[Structured figure records]
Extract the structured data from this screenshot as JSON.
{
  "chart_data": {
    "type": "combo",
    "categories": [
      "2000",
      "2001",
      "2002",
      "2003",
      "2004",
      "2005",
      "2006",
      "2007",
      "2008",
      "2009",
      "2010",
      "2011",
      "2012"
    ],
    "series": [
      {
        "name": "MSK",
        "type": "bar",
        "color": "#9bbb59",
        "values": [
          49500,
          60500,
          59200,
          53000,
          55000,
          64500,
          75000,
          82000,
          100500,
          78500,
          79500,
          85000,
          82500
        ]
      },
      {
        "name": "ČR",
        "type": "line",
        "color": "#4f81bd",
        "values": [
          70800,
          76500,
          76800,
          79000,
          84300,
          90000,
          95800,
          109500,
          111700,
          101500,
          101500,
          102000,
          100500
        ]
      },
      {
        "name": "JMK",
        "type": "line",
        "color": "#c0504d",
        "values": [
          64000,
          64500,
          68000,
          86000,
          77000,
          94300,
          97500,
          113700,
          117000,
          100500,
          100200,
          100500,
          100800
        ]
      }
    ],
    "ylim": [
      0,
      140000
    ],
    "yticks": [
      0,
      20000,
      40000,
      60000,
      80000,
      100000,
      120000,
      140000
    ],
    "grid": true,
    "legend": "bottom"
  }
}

--

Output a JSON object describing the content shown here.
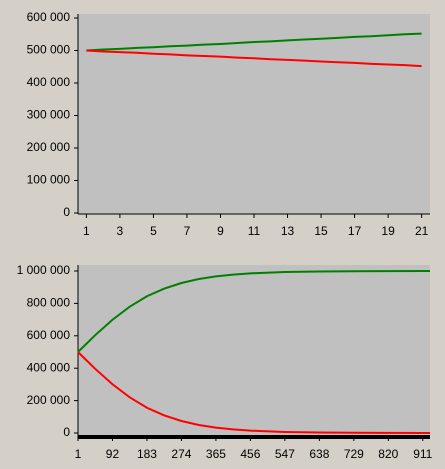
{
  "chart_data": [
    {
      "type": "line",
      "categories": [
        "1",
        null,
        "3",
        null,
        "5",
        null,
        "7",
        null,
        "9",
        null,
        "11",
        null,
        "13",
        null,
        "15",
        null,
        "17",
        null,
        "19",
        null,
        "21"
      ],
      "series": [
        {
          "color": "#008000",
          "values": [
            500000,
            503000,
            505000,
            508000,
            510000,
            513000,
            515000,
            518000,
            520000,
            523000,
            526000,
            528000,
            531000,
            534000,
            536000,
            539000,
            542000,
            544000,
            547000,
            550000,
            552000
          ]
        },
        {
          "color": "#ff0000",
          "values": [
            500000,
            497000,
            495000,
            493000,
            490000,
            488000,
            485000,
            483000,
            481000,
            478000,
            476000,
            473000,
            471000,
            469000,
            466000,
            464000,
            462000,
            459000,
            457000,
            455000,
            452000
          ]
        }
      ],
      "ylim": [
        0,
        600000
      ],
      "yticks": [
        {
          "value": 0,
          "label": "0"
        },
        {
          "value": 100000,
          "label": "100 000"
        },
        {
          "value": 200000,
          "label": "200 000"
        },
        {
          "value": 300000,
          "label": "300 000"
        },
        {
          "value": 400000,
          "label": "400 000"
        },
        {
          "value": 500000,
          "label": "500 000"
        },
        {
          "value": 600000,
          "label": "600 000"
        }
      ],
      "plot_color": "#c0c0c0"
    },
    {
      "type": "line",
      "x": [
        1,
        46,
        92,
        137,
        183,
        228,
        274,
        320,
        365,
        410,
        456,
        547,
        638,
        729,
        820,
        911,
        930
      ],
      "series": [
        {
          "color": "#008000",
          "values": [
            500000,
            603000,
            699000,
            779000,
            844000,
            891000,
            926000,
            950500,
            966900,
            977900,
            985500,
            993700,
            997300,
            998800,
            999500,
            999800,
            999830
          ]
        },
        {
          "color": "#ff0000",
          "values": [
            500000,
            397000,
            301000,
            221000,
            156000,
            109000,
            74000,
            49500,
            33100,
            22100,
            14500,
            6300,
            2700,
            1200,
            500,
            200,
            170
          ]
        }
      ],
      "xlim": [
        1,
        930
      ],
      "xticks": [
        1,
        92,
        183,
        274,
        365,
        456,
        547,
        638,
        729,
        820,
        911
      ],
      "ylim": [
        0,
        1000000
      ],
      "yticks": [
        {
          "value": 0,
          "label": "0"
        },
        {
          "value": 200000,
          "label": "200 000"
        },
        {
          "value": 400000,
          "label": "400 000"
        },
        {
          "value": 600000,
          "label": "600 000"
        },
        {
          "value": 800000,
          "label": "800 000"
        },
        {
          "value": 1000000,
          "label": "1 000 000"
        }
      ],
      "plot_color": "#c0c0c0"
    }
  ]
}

**EXERCISE OBJECTIVE**.
Look through the records and count each line that holds "JSON". Write only the total.

**RESPONSE**.
2